::: Supplied material

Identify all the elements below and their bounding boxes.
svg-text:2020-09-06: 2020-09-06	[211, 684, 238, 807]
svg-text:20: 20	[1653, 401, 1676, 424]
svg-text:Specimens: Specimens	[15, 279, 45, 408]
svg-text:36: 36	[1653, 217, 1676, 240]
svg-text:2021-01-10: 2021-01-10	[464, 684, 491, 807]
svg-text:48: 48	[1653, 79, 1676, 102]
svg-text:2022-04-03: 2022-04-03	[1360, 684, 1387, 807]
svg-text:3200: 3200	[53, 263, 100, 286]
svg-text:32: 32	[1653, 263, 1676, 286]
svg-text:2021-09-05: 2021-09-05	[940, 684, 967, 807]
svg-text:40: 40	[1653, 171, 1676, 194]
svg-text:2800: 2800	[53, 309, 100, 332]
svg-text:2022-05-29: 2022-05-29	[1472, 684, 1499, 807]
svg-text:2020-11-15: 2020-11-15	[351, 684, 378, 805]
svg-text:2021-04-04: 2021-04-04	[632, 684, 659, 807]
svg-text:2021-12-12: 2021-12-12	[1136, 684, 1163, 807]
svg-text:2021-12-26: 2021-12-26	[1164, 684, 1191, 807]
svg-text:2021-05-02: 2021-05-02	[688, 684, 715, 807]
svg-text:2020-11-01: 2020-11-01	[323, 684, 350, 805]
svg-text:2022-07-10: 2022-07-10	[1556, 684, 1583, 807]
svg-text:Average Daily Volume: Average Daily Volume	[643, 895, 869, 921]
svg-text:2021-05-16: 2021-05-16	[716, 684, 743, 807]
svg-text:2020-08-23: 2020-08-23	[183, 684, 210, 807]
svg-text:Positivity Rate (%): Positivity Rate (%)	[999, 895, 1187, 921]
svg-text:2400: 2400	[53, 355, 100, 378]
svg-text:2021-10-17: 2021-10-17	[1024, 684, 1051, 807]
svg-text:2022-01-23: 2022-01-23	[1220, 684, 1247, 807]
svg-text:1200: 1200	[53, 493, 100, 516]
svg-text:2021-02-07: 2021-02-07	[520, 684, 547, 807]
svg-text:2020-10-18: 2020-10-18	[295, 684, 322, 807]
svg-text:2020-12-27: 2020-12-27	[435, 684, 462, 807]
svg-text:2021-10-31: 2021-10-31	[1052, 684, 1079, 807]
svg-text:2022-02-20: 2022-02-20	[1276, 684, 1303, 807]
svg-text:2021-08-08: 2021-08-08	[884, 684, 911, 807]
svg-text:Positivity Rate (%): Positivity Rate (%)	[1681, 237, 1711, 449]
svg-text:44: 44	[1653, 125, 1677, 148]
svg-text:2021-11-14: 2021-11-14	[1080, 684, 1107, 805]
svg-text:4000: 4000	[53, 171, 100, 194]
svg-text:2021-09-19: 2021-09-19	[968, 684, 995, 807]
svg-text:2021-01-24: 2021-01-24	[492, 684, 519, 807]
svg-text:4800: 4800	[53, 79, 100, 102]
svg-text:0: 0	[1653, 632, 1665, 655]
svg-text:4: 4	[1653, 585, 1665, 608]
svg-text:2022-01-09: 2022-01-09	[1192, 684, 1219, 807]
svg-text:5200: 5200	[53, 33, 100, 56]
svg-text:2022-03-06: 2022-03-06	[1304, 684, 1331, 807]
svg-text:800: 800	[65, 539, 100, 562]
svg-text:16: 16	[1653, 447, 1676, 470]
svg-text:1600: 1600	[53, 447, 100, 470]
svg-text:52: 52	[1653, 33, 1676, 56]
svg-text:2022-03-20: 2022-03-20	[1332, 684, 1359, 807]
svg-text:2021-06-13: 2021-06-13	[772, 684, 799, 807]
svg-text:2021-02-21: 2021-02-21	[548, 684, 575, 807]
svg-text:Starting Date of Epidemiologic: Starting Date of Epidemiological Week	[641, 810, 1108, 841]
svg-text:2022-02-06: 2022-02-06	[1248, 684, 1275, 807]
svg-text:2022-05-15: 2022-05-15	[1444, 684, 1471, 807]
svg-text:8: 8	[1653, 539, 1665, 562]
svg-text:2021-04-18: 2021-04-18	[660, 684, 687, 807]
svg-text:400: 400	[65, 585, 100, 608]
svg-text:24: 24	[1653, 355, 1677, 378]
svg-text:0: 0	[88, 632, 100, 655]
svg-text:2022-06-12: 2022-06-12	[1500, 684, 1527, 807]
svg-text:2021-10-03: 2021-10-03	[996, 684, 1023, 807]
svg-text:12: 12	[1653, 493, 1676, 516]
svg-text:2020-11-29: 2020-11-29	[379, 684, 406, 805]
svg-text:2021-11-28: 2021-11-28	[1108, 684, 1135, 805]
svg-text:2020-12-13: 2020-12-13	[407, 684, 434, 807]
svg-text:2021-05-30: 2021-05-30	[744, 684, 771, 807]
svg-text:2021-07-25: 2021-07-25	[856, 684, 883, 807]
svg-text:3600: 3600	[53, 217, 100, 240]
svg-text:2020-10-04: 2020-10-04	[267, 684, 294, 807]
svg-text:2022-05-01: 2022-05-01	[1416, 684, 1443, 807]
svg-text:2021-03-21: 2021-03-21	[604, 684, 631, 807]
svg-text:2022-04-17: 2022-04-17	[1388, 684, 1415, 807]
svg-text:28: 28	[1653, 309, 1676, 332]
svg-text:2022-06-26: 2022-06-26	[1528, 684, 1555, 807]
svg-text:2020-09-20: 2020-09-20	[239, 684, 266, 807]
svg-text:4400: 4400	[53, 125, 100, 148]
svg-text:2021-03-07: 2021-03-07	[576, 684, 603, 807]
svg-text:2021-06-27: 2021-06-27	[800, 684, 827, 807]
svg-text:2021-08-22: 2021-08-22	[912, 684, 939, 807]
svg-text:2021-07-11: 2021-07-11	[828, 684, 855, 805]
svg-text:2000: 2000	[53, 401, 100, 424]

::::::

### What the task requires
Repeat all of the lines above word for word, keeping every character the same.

### Output for this task
Identify all the elements below and their bounding boxes.
svg-text:2020-09-06: 2020-09-06	[211, 684, 238, 807]
svg-text:20: 20	[1653, 401, 1676, 424]
svg-text:Specimens: Specimens	[15, 279, 45, 408]
svg-text:36: 36	[1653, 217, 1676, 240]
svg-text:2021-01-10: 2021-01-10	[464, 684, 491, 807]
svg-text:48: 48	[1653, 79, 1676, 102]
svg-text:2022-04-03: 2022-04-03	[1360, 684, 1387, 807]
svg-text:3200: 3200	[53, 263, 100, 286]
svg-text:32: 32	[1653, 263, 1676, 286]
svg-text:2021-09-05: 2021-09-05	[940, 684, 967, 807]
svg-text:40: 40	[1653, 171, 1676, 194]
svg-text:2800: 2800	[53, 309, 100, 332]
svg-text:2022-05-29: 2022-05-29	[1472, 684, 1499, 807]
svg-text:2020-11-15: 2020-11-15	[351, 684, 378, 805]
svg-text:2021-04-04: 2021-04-04	[632, 684, 659, 807]
svg-text:2021-12-12: 2021-12-12	[1136, 684, 1163, 807]
svg-text:2021-12-26: 2021-12-26	[1164, 684, 1191, 807]
svg-text:2021-05-02: 2021-05-02	[688, 684, 715, 807]
svg-text:2020-11-01: 2020-11-01	[323, 684, 350, 805]
svg-text:2022-07-10: 2022-07-10	[1556, 684, 1583, 807]
svg-text:Average Daily Volume: Average Daily Volume	[643, 895, 869, 921]
svg-text:2021-05-16: 2021-05-16	[716, 684, 743, 807]
svg-text:2020-08-23: 2020-08-23	[183, 684, 210, 807]
svg-text:Positivity Rate (%): Positivity Rate (%)	[999, 895, 1187, 921]
svg-text:2400: 2400	[53, 355, 100, 378]
svg-text:2021-10-17: 2021-10-17	[1024, 684, 1051, 807]
svg-text:2022-01-23: 2022-01-23	[1220, 684, 1247, 807]
svg-text:1200: 1200	[53, 493, 100, 516]
svg-text:2021-02-07: 2021-02-07	[520, 684, 547, 807]
svg-text:2020-10-18: 2020-10-18	[295, 684, 322, 807]
svg-text:2020-12-27: 2020-12-27	[435, 684, 462, 807]
svg-text:2021-10-31: 2021-10-31	[1052, 684, 1079, 807]
svg-text:2022-02-20: 2022-02-20	[1276, 684, 1303, 807]
svg-text:2021-08-08: 2021-08-08	[884, 684, 911, 807]
svg-text:Positivity Rate (%): Positivity Rate (%)	[1681, 237, 1711, 449]
svg-text:44: 44	[1653, 125, 1677, 148]
svg-text:2021-11-14: 2021-11-14	[1080, 684, 1107, 805]
svg-text:4000: 4000	[53, 171, 100, 194]
svg-text:2021-09-19: 2021-09-19	[968, 684, 995, 807]
svg-text:2021-01-24: 2021-01-24	[492, 684, 519, 807]
svg-text:4800: 4800	[53, 79, 100, 102]
svg-text:0: 0	[1653, 632, 1665, 655]
svg-text:4: 4	[1653, 585, 1665, 608]
svg-text:2022-01-09: 2022-01-09	[1192, 684, 1219, 807]
svg-text:5200: 5200	[53, 33, 100, 56]
svg-text:2022-03-06: 2022-03-06	[1304, 684, 1331, 807]
svg-text:800: 800	[65, 539, 100, 562]
svg-text:16: 16	[1653, 447, 1676, 470]
svg-text:1600: 1600	[53, 447, 100, 470]
svg-text:52: 52	[1653, 33, 1676, 56]
svg-text:2022-03-20: 2022-03-20	[1332, 684, 1359, 807]
svg-text:2021-06-13: 2021-06-13	[772, 684, 799, 807]
svg-text:2021-02-21: 2021-02-21	[548, 684, 575, 807]
svg-text:Starting Date of Epidemiologic: Starting Date of Epidemiological Week	[641, 810, 1108, 841]
svg-text:2022-02-06: 2022-02-06	[1248, 684, 1275, 807]
svg-text:2022-05-15: 2022-05-15	[1444, 684, 1471, 807]
svg-text:8: 8	[1653, 539, 1665, 562]
svg-text:2021-04-18: 2021-04-18	[660, 684, 687, 807]
svg-text:400: 400	[65, 585, 100, 608]
svg-text:24: 24	[1653, 355, 1677, 378]
svg-text:0: 0	[88, 632, 100, 655]
svg-text:2022-06-12: 2022-06-12	[1500, 684, 1527, 807]
svg-text:2021-10-03: 2021-10-03	[996, 684, 1023, 807]
svg-text:12: 12	[1653, 493, 1676, 516]
svg-text:2020-11-29: 2020-11-29	[379, 684, 406, 805]
svg-text:2021-11-28: 2021-11-28	[1108, 684, 1135, 805]
svg-text:2020-12-13: 2020-12-13	[407, 684, 434, 807]
svg-text:2021-05-30: 2021-05-30	[744, 684, 771, 807]
svg-text:2021-07-25: 2021-07-25	[856, 684, 883, 807]
svg-text:3600: 3600	[53, 217, 100, 240]
svg-text:2020-10-04: 2020-10-04	[267, 684, 294, 807]
svg-text:2022-05-01: 2022-05-01	[1416, 684, 1443, 807]
svg-text:2021-03-21: 2021-03-21	[604, 684, 631, 807]
svg-text:2022-04-17: 2022-04-17	[1388, 684, 1415, 807]
svg-text:28: 28	[1653, 309, 1676, 332]
svg-text:2022-06-26: 2022-06-26	[1528, 684, 1555, 807]
svg-text:2020-09-20: 2020-09-20	[239, 684, 266, 807]
svg-text:4400: 4400	[53, 125, 100, 148]
svg-text:2021-03-07: 2021-03-07	[576, 684, 603, 807]
svg-text:2021-06-27: 2021-06-27	[800, 684, 827, 807]
svg-text:2021-08-22: 2021-08-22	[912, 684, 939, 807]
svg-text:2021-07-11: 2021-07-11	[828, 684, 855, 805]
svg-text:2000: 2000	[53, 401, 100, 424]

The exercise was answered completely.